#### RECORDS SUPPLIED ####

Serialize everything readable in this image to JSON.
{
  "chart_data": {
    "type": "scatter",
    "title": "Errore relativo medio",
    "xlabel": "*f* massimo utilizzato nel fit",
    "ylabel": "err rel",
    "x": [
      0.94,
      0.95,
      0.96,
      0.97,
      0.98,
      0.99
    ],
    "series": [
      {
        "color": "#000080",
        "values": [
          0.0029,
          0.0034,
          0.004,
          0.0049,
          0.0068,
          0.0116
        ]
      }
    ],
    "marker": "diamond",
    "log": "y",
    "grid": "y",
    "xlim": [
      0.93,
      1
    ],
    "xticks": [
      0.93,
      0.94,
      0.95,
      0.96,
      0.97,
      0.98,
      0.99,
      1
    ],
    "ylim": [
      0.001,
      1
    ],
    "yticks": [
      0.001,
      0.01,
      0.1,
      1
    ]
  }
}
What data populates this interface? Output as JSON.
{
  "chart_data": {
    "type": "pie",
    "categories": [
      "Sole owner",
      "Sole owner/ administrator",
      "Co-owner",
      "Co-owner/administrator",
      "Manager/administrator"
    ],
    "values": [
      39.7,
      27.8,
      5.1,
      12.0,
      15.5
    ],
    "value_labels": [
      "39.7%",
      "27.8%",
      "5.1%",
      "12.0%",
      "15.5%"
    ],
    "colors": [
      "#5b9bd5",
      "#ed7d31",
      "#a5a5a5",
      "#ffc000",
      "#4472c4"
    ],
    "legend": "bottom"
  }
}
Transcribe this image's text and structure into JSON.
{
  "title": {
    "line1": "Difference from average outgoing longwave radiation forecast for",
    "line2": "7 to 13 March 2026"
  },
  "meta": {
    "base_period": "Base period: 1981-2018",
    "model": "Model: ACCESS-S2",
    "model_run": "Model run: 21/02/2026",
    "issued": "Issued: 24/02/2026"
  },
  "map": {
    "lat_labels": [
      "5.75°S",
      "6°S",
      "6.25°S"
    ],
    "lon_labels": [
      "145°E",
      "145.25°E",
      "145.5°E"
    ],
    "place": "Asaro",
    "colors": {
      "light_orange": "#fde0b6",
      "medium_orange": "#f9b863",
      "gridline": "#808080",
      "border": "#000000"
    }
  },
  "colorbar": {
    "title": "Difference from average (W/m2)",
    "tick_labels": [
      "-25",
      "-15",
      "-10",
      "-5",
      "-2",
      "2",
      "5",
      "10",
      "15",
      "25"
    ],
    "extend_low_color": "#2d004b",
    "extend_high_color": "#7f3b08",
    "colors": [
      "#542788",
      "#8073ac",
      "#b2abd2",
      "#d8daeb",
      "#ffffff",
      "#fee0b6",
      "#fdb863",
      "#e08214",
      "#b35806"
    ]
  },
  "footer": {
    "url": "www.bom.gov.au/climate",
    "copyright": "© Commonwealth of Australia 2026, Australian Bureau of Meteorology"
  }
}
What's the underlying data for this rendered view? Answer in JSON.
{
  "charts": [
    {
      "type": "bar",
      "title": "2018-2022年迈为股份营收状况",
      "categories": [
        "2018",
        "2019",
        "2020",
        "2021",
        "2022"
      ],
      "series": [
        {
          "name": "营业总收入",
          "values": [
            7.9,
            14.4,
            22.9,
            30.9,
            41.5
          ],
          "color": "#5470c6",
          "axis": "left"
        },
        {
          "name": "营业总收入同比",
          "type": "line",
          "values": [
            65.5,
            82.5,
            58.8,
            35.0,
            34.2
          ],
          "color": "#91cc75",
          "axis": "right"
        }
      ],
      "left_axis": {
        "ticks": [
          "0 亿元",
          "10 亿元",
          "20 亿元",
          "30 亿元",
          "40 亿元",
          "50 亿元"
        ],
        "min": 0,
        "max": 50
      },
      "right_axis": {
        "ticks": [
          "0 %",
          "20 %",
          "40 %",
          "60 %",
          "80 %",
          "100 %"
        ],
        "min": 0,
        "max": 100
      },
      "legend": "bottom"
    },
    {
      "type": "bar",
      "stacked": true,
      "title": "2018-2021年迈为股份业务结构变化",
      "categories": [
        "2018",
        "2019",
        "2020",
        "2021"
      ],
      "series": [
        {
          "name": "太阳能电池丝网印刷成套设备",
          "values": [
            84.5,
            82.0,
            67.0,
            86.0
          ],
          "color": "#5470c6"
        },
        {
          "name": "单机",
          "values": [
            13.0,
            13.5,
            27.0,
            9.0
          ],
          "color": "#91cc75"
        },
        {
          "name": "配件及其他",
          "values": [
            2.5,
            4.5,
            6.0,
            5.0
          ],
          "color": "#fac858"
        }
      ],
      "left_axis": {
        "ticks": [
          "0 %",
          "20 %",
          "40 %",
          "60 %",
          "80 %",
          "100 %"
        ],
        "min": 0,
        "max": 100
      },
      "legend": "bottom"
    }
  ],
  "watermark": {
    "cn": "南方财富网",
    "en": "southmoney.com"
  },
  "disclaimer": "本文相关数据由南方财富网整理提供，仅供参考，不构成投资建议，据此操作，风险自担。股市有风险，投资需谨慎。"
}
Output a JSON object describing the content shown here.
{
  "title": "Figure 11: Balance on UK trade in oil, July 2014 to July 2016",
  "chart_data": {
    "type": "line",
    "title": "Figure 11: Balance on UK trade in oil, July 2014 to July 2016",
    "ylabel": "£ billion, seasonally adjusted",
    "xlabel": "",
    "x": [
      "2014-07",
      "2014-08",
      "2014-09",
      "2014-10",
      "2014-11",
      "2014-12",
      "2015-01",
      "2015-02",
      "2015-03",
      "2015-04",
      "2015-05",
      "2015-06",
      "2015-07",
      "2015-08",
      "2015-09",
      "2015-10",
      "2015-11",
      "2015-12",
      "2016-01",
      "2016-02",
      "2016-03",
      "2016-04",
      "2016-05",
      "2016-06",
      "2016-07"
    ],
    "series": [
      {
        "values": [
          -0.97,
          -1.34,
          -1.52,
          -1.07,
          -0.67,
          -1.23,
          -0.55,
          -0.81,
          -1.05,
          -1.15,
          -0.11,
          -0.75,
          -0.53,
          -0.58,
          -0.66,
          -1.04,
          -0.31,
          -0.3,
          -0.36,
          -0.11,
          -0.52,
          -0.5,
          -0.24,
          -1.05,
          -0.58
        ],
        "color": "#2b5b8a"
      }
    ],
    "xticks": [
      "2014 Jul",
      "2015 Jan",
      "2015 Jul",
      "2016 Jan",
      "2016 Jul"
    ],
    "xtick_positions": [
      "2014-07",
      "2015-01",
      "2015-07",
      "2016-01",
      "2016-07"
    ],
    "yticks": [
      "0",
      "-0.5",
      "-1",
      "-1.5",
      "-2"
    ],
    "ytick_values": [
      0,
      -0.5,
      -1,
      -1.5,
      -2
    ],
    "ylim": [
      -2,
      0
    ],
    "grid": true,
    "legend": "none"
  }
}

####

SET EXERCISE: Copy each line of the data above without altering a single character.

WORKED ANSWER:
Serialize everything readable in this image to JSON.
{
  "chart_data": {
    "type": "scatter",
    "title": "Errore relativo medio",
    "xlabel": "*f* massimo utilizzato nel fit",
    "ylabel": "err rel",
    "x": [
      0.94,
      0.95,
      0.96,
      0.97,
      0.98,
      0.99
    ],
    "series": [
      {
        "color": "#000080",
        "values": [
          0.0029,
          0.0034,
          0.004,
          0.0049,
          0.0068,
          0.0116
        ]
      }
    ],
    "marker": "diamond",
    "log": "y",
    "grid": "y",
    "xlim": [
      0.93,
      1
    ],
    "xticks": [
      0.93,
      0.94,
      0.95,
      0.96,
      0.97,
      0.98,
      0.99,
      1
    ],
    "ylim": [
      0.001,
      1
    ],
    "yticks": [
      0.001,
      0.01,
      0.1,
      1
    ]
  }
}
What data populates this interface? Output as JSON.
{
  "chart_data": {
    "type": "pie",
    "categories": [
      "Sole owner",
      "Sole owner/ administrator",
      "Co-owner",
      "Co-owner/administrator",
      "Manager/administrator"
    ],
    "values": [
      39.7,
      27.8,
      5.1,
      12.0,
      15.5
    ],
    "value_labels": [
      "39.7%",
      "27.8%",
      "5.1%",
      "12.0%",
      "15.5%"
    ],
    "colors": [
      "#5b9bd5",
      "#ed7d31",
      "#a5a5a5",
      "#ffc000",
      "#4472c4"
    ],
    "legend": "bottom"
  }
}
Transcribe this image's text and structure into JSON.
{
  "title": {
    "line1": "Difference from average outgoing longwave radiation forecast for",
    "line2": "7 to 13 March 2026"
  },
  "meta": {
    "base_period": "Base period: 1981-2018",
    "model": "Model: ACCESS-S2",
    "model_run": "Model run: 21/02/2026",
    "issued": "Issued: 24/02/2026"
  },
  "map": {
    "lat_labels": [
      "5.75°S",
      "6°S",
      "6.25°S"
    ],
    "lon_labels": [
      "145°E",
      "145.25°E",
      "145.5°E"
    ],
    "place": "Asaro",
    "colors": {
      "light_orange": "#fde0b6",
      "medium_orange": "#f9b863",
      "gridline": "#808080",
      "border": "#000000"
    }
  },
  "colorbar": {
    "title": "Difference from average (W/m2)",
    "tick_labels": [
      "-25",
      "-15",
      "-10",
      "-5",
      "-2",
      "2",
      "5",
      "10",
      "15",
      "25"
    ],
    "extend_low_color": "#2d004b",
    "extend_high_color": "#7f3b08",
    "colors": [
      "#542788",
      "#8073ac",
      "#b2abd2",
      "#d8daeb",
      "#ffffff",
      "#fee0b6",
      "#fdb863",
      "#e08214",
      "#b35806"
    ]
  },
  "footer": {
    "url": "www.bom.gov.au/climate",
    "copyright": "© Commonwealth of Australia 2026, Australian Bureau of Meteorology"
  }
}
What's the underlying data for this rendered view? Answer in JSON.
{
  "charts": [
    {
      "type": "bar",
      "title": "2018-2022年迈为股份营收状况",
      "categories": [
        "2018",
        "2019",
        "2020",
        "2021",
        "2022"
      ],
      "series": [
        {
          "name": "营业总收入",
          "values": [
            7.9,
            14.4,
            22.9,
            30.9,
            41.5
          ],
          "color": "#5470c6",
          "axis": "left"
        },
        {
          "name": "营业总收入同比",
          "type": "line",
          "values": [
            65.5,
            82.5,
            58.8,
            35.0,
            34.2
          ],
          "color": "#91cc75",
          "axis": "right"
        }
      ],
      "left_axis": {
        "ticks": [
          "0 亿元",
          "10 亿元",
          "20 亿元",
          "30 亿元",
          "40 亿元",
          "50 亿元"
        ],
        "min": 0,
        "max": 50
      },
      "right_axis": {
        "ticks": [
          "0 %",
          "20 %",
          "40 %",
          "60 %",
          "80 %",
          "100 %"
        ],
        "min": 0,
        "max": 100
      },
      "legend": "bottom"
    },
    {
      "type": "bar",
      "stacked": true,
      "title": "2018-2021年迈为股份业务结构变化",
      "categories": [
        "2018",
        "2019",
        "2020",
        "2021"
      ],
      "series": [
        {
          "name": "太阳能电池丝网印刷成套设备",
          "values": [
            84.5,
            82.0,
            67.0,
            86.0
          ],
          "color": "#5470c6"
        },
        {
          "name": "单机",
          "values": [
            13.0,
            13.5,
            27.0,
            9.0
          ],
          "color": "#91cc75"
        },
        {
          "name": "配件及其他",
          "values": [
            2.5,
            4.5,
            6.0,
            5.0
          ],
          "color": "#fac858"
        }
      ],
      "left_axis": {
        "ticks": [
          "0 %",
          "20 %",
          "40 %",
          "60 %",
          "80 %",
          "100 %"
        ],
        "min": 0,
        "max": 100
      },
      "legend": "bottom"
    }
  ],
  "watermark": {
    "cn": "南方财富网",
    "en": "southmoney.com"
  },
  "disclaimer": "本文相关数据由南方财富网整理提供，仅供参考，不构成投资建议，据此操作，风险自担。股市有风险，投资需谨慎。"
}
Output a JSON object describing the content shown here.
{
  "title": "Figure 11: Balance on UK trade in oil, July 2014 to July 2016",
  "chart_data": {
    "type": "line",
    "title": "Figure 11: Balance on UK trade in oil, July 2014 to July 2016",
    "ylabel": "£ billion, seasonally adjusted",
    "xlabel": "",
    "x": [
      "2014-07",
      "2014-08",
      "2014-09",
      "2014-10",
      "2014-11",
      "2014-12",
      "2015-01",
      "2015-02",
      "2015-03",
      "2015-04",
      "2015-05",
      "2015-06",
      "2015-07",
      "2015-08",
      "2015-09",
      "2015-10",
      "2015-11",
      "2015-12",
      "2016-01",
      "2016-02",
      "2016-03",
      "2016-04",
      "2016-05",
      "2016-06",
      "2016-07"
    ],
    "series": [
      {
        "values": [
          -0.97,
          -1.34,
          -1.52,
          -1.07,
          -0.67,
          -1.23,
          -0.55,
          -0.81,
          -1.05,
          -1.15,
          -0.11,
          -0.75,
          -0.53,
          -0.58,
          -0.66,
          -1.04,
          -0.31,
          -0.3,
          -0.36,
          -0.11,
          -0.52,
          -0.5,
          -0.24,
          -1.05,
          -0.58
        ],
        "color": "#2b5b8a"
      }
    ],
    "xticks": [
      "2014 Jul",
      "2015 Jan",
      "2015 Jul",
      "2016 Jan",
      "2016 Jul"
    ],
    "xtick_positions": [
      "2014-07",
      "2015-01",
      "2015-07",
      "2016-01",
      "2016-07"
    ],
    "yticks": [
      "0",
      "-0.5",
      "-1",
      "-1.5",
      "-2"
    ],
    "ytick_values": [
      0,
      -0.5,
      -1,
      -1.5,
      -2
    ],
    "ylim": [
      -2,
      0
    ],
    "grid": true,
    "legend": "none"
  }
}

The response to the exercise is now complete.